# Problem
Copy all of the material below exactly.

# Extracted records
○ ○ ○ ○

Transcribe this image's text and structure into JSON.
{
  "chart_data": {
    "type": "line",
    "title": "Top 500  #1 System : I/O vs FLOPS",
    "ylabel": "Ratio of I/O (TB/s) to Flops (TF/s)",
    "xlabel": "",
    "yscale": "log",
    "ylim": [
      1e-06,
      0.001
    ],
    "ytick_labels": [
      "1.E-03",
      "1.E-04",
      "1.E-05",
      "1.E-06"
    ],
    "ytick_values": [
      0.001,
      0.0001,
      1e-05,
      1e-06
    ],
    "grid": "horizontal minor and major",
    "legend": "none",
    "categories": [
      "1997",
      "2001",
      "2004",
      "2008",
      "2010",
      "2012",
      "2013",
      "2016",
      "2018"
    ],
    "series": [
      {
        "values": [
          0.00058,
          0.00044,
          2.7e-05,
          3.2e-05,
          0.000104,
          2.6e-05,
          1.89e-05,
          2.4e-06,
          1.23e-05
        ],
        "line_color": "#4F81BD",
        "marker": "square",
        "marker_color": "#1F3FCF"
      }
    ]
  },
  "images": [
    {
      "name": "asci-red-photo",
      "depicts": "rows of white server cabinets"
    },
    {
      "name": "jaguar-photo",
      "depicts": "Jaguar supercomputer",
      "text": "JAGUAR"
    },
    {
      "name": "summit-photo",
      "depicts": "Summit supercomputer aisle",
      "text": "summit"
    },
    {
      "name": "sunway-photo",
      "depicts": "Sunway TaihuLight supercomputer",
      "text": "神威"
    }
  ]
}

○ ○ ○ ○

# Result for this exercise
Transcribe this image's text and structure into JSON.
{
  "chart_data": {
    "type": "line",
    "title": "Top 500  #1 System : I/O vs FLOPS",
    "ylabel": "Ratio of I/O (TB/s) to Flops (TF/s)",
    "xlabel": "",
    "yscale": "log",
    "ylim": [
      1e-06,
      0.001
    ],
    "ytick_labels": [
      "1.E-03",
      "1.E-04",
      "1.E-05",
      "1.E-06"
    ],
    "ytick_values": [
      0.001,
      0.0001,
      1e-05,
      1e-06
    ],
    "grid": "horizontal minor and major",
    "legend": "none",
    "categories": [
      "1997",
      "2001",
      "2004",
      "2008",
      "2010",
      "2012",
      "2013",
      "2016",
      "2018"
    ],
    "series": [
      {
        "values": [
          0.00058,
          0.00044,
          2.7e-05,
          3.2e-05,
          0.000104,
          2.6e-05,
          1.89e-05,
          2.4e-06,
          1.23e-05
        ],
        "line_color": "#4F81BD",
        "marker": "square",
        "marker_color": "#1F3FCF"
      }
    ]
  },
  "images": [
    {
      "name": "asci-red-photo",
      "depicts": "rows of white server cabinets"
    },
    {
      "name": "jaguar-photo",
      "depicts": "Jaguar supercomputer",
      "text": "JAGUAR"
    },
    {
      "name": "summit-photo",
      "depicts": "Summit supercomputer aisle",
      "text": "summit"
    },
    {
      "name": "sunway-photo",
      "depicts": "Sunway TaihuLight supercomputer",
      "text": "神威"
    }
  ]
}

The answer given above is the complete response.